***** Information provided *****

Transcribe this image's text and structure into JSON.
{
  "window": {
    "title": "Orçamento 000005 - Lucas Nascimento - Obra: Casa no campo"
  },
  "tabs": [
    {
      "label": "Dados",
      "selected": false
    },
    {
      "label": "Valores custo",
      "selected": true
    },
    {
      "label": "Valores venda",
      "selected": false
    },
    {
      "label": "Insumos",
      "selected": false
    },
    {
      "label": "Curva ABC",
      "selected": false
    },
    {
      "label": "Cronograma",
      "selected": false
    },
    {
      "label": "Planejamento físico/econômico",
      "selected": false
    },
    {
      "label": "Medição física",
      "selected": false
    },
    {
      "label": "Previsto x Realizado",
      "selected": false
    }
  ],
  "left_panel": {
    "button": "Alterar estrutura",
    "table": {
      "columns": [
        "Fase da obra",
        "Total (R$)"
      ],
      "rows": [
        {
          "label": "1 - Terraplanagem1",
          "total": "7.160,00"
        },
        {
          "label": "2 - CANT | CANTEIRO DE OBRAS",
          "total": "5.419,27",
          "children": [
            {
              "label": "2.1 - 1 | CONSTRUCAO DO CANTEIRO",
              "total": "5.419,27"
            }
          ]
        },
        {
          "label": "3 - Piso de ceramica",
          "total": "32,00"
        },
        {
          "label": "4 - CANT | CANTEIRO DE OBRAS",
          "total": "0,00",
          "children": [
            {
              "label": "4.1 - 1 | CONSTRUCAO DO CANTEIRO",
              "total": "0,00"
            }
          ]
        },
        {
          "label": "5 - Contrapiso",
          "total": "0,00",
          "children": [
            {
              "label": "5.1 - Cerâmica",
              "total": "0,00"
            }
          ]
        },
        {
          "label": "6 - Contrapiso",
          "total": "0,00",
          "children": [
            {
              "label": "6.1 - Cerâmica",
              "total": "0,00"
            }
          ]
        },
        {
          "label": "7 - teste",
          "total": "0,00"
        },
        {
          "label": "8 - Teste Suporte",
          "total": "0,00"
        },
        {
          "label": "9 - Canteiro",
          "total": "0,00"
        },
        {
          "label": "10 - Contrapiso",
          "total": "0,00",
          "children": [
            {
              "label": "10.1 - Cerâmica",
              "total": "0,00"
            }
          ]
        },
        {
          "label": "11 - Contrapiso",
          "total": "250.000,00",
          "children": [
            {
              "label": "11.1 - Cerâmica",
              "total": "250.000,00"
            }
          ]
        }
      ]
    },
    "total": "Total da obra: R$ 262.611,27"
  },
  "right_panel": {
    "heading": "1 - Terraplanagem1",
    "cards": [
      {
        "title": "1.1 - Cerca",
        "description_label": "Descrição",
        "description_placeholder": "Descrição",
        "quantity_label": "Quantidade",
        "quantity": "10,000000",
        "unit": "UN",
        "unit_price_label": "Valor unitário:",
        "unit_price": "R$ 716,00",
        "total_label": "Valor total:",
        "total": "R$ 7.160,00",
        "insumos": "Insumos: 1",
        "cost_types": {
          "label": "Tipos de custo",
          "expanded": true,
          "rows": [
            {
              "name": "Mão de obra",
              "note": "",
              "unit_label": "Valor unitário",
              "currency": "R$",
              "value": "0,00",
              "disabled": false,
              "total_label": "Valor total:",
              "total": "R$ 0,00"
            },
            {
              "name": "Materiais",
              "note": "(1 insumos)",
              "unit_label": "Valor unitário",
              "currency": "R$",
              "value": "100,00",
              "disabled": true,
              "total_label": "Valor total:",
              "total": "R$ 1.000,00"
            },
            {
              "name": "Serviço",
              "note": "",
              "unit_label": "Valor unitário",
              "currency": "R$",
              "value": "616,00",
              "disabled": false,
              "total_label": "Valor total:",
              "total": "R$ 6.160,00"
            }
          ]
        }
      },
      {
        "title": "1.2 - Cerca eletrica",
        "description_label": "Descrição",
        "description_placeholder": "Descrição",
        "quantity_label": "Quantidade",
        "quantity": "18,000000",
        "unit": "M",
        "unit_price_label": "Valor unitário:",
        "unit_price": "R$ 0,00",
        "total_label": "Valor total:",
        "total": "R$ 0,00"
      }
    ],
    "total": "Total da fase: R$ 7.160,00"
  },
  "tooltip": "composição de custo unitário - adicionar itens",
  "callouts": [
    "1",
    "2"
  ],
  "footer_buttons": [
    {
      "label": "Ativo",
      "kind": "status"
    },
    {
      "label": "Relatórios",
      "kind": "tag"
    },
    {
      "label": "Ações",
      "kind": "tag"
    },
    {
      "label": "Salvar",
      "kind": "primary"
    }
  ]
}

*****

Retype the entries exactly, including every line.

> Worked answer:
Transcribe this image's text and structure into JSON.
{
  "window": {
    "title": "Orçamento 000005 - Lucas Nascimento - Obra: Casa no campo"
  },
  "tabs": [
    {
      "label": "Dados",
      "selected": false
    },
    {
      "label": "Valores custo",
      "selected": true
    },
    {
      "label": "Valores venda",
      "selected": false
    },
    {
      "label": "Insumos",
      "selected": false
    },
    {
      "label": "Curva ABC",
      "selected": false
    },
    {
      "label": "Cronograma",
      "selected": false
    },
    {
      "label": "Planejamento físico/econômico",
      "selected": false
    },
    {
      "label": "Medição física",
      "selected": false
    },
    {
      "label": "Previsto x Realizado",
      "selected": false
    }
  ],
  "left_panel": {
    "button": "Alterar estrutura",
    "table": {
      "columns": [
        "Fase da obra",
        "Total (R$)"
      ],
      "rows": [
        {
          "label": "1 - Terraplanagem1",
          "total": "7.160,00"
        },
        {
          "label": "2 - CANT | CANTEIRO DE OBRAS",
          "total": "5.419,27",
          "children": [
            {
              "label": "2.1 - 1 | CONSTRUCAO DO CANTEIRO",
              "total": "5.419,27"
            }
          ]
        },
        {
          "label": "3 - Piso de ceramica",
          "total": "32,00"
        },
        {
          "label": "4 - CANT | CANTEIRO DE OBRAS",
          "total": "0,00",
          "children": [
            {
              "label": "4.1 - 1 | CONSTRUCAO DO CANTEIRO",
              "total": "0,00"
            }
          ]
        },
        {
          "label": "5 - Contrapiso",
          "total": "0,00",
          "children": [
            {
              "label": "5.1 - Cerâmica",
              "total": "0,00"
            }
          ]
        },
        {
          "label": "6 - Contrapiso",
          "total": "0,00",
          "children": [
            {
              "label": "6.1 - Cerâmica",
              "total": "0,00"
            }
          ]
        },
        {
          "label": "7 - teste",
          "total": "0,00"
        },
        {
          "label": "8 - Teste Suporte",
          "total": "0,00"
        },
        {
          "label": "9 - Canteiro",
          "total": "0,00"
        },
        {
          "label": "10 - Contrapiso",
          "total": "0,00",
          "children": [
            {
              "label": "10.1 - Cerâmica",
              "total": "0,00"
            }
          ]
        },
        {
          "label": "11 - Contrapiso",
          "total": "250.000,00",
          "children": [
            {
              "label": "11.1 - Cerâmica",
              "total": "250.000,00"
            }
          ]
        }
      ]
    },
    "total": "Total da obra: R$ 262.611,27"
  },
  "right_panel": {
    "heading": "1 - Terraplanagem1",
    "cards": [
      {
        "title": "1.1 - Cerca",
        "description_label": "Descrição",
        "description_placeholder": "Descrição",
        "quantity_label": "Quantidade",
        "quantity": "10,000000",
        "unit": "UN",
        "unit_price_label": "Valor unitário:",
        "unit_price": "R$ 716,00",
        "total_label": "Valor total:",
        "total": "R$ 7.160,00",
        "insumos": "Insumos: 1",
        "cost_types": {
          "label": "Tipos de custo",
          "expanded": true,
          "rows": [
            {
              "name": "Mão de obra",
              "note": "",
              "unit_label": "Valor unitário",
              "currency": "R$",
              "value": "0,00",
              "disabled": false,
              "total_label": "Valor total:",
              "total": "R$ 0,00"
            },
            {
              "name": "Materiais",
              "note": "(1 insumos)",
              "unit_label": "Valor unitário",
              "currency": "R$",
              "value": "100,00",
              "disabled": true,
              "total_label": "Valor total:",
              "total": "R$ 1.000,00"
            },
            {
              "name": "Serviço",
              "note": "",
              "unit_label": "Valor unitário",
              "currency": "R$",
              "value": "616,00",
              "disabled": false,
              "total_label": "Valor total:",
              "total": "R$ 6.160,00"
            }
          ]
        }
      },
      {
        "title": "1.2 - Cerca eletrica",
        "description_label": "Descrição",
        "description_placeholder": "Descrição",
        "quantity_label": "Quantidade",
        "quantity": "18,000000",
        "unit": "M",
        "unit_price_label": "Valor unitário:",
        "unit_price": "R$ 0,00",
        "total_label": "Valor total:",
        "total": "R$ 0,00"
      }
    ],
    "total": "Total da fase: R$ 7.160,00"
  },
  "tooltip": "composição de custo unitário - adicionar itens",
  "callouts": [
    "1",
    "2"
  ],
  "footer_buttons": [
    {
      "label": "Ativo",
      "kind": "status"
    },
    {
      "label": "Relatórios",
      "kind": "tag"
    },
    {
      "label": "Ações",
      "kind": "tag"
    },
    {
      "label": "Salvar",
      "kind": "primary"
    }
  ]
}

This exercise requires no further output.